WORK TO COMPLETE – Could you return the full listing below exactly as it appears?

** DATA UNDER STUDY follows **

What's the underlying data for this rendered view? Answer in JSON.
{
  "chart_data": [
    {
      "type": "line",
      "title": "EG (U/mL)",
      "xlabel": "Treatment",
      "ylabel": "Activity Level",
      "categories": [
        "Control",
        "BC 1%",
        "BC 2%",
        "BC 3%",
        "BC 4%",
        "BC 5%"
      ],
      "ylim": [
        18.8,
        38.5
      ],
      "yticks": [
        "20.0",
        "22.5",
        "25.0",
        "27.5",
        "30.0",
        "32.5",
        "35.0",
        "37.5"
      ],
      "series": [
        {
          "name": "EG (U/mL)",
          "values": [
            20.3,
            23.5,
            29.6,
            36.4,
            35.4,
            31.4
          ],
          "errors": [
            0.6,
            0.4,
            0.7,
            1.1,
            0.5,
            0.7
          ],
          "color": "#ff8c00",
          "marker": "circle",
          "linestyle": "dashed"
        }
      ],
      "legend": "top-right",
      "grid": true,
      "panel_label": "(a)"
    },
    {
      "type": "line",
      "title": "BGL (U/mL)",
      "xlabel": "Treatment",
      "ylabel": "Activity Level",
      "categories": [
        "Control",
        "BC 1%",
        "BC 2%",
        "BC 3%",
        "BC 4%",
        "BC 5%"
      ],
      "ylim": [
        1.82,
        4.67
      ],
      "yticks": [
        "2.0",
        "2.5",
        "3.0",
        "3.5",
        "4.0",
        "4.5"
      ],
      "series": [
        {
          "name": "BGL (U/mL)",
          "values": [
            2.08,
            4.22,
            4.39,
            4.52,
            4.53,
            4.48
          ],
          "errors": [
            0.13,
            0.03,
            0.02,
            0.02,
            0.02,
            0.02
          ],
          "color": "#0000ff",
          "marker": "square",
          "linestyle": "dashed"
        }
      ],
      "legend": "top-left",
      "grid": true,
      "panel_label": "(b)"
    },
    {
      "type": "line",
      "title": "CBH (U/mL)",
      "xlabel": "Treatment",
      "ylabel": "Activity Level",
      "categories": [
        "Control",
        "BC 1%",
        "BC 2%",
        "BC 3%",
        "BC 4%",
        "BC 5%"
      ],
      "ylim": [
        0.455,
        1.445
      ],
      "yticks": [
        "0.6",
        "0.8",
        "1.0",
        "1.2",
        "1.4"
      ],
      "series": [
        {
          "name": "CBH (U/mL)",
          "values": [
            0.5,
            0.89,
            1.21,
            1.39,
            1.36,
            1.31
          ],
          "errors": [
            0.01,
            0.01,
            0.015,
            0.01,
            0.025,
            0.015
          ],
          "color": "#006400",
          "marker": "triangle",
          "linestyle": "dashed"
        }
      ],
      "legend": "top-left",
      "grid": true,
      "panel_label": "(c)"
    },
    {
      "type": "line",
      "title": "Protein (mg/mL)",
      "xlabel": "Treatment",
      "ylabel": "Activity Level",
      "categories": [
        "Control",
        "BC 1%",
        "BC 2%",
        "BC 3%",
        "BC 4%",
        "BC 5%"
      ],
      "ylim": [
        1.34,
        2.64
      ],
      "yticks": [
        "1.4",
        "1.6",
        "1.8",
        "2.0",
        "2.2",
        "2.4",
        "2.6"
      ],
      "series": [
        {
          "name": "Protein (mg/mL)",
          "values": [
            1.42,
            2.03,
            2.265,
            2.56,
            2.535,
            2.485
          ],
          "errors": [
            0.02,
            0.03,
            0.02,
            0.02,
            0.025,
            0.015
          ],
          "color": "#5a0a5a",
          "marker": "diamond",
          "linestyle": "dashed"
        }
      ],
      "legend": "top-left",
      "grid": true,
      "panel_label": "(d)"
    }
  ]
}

** End of DATA UNDER STUDY **

FINAL ANSWER –
What's the underlying data for this rendered view? Answer in JSON.
{
  "chart_data": [
    {
      "type": "line",
      "title": "EG (U/mL)",
      "xlabel": "Treatment",
      "ylabel": "Activity Level",
      "categories": [
        "Control",
        "BC 1%",
        "BC 2%",
        "BC 3%",
        "BC 4%",
        "BC 5%"
      ],
      "ylim": [
        18.8,
        38.5
      ],
      "yticks": [
        "20.0",
        "22.5",
        "25.0",
        "27.5",
        "30.0",
        "32.5",
        "35.0",
        "37.5"
      ],
      "series": [
        {
          "name": "EG (U/mL)",
          "values": [
            20.3,
            23.5,
            29.6,
            36.4,
            35.4,
            31.4
          ],
          "errors": [
            0.6,
            0.4,
            0.7,
            1.1,
            0.5,
            0.7
          ],
          "color": "#ff8c00",
          "marker": "circle",
          "linestyle": "dashed"
        }
      ],
      "legend": "top-right",
      "grid": true,
      "panel_label": "(a)"
    },
    {
      "type": "line",
      "title": "BGL (U/mL)",
      "xlabel": "Treatment",
      "ylabel": "Activity Level",
      "categories": [
        "Control",
        "BC 1%",
        "BC 2%",
        "BC 3%",
        "BC 4%",
        "BC 5%"
      ],
      "ylim": [
        1.82,
        4.67
      ],
      "yticks": [
        "2.0",
        "2.5",
        "3.0",
        "3.5",
        "4.0",
        "4.5"
      ],
      "series": [
        {
          "name": "BGL (U/mL)",
          "values": [
            2.08,
            4.22,
            4.39,
            4.52,
            4.53,
            4.48
          ],
          "errors": [
            0.13,
            0.03,
            0.02,
            0.02,
            0.02,
            0.02
          ],
          "color": "#0000ff",
          "marker": "square",
          "linestyle": "dashed"
        }
      ],
      "legend": "top-left",
      "grid": true,
      "panel_label": "(b)"
    },
    {
      "type": "line",
      "title": "CBH (U/mL)",
      "xlabel": "Treatment",
      "ylabel": "Activity Level",
      "categories": [
        "Control",
        "BC 1%",
        "BC 2%",
        "BC 3%",
        "BC 4%",
        "BC 5%"
      ],
      "ylim": [
        0.455,
        1.445
      ],
      "yticks": [
        "0.6",
        "0.8",
        "1.0",
        "1.2",
        "1.4"
      ],
      "series": [
        {
          "name": "CBH (U/mL)",
          "values": [
            0.5,
            0.89,
            1.21,
            1.39,
            1.36,
            1.31
          ],
          "errors": [
            0.01,
            0.01,
            0.015,
            0.01,
            0.025,
            0.015
          ],
          "color": "#006400",
          "marker": "triangle",
          "linestyle": "dashed"
        }
      ],
      "legend": "top-left",
      "grid": true,
      "panel_label": "(c)"
    },
    {
      "type": "line",
      "title": "Protein (mg/mL)",
      "xlabel": "Treatment",
      "ylabel": "Activity Level",
      "categories": [
        "Control",
        "BC 1%",
        "BC 2%",
        "BC 3%",
        "BC 4%",
        "BC 5%"
      ],
      "ylim": [
        1.34,
        2.64
      ],
      "yticks": [
        "1.4",
        "1.6",
        "1.8",
        "2.0",
        "2.2",
        "2.4",
        "2.6"
      ],
      "series": [
        {
          "name": "Protein (mg/mL)",
          "values": [
            1.42,
            2.03,
            2.265,
            2.56,
            2.535,
            2.485
          ],
          "errors": [
            0.02,
            0.03,
            0.02,
            0.02,
            0.025,
            0.015
          ],
          "color": "#5a0a5a",
          "marker": "diamond",
          "linestyle": "dashed"
        }
      ],
      "legend": "top-left",
      "grid": true,
      "panel_label": "(d)"
    }
  ]
}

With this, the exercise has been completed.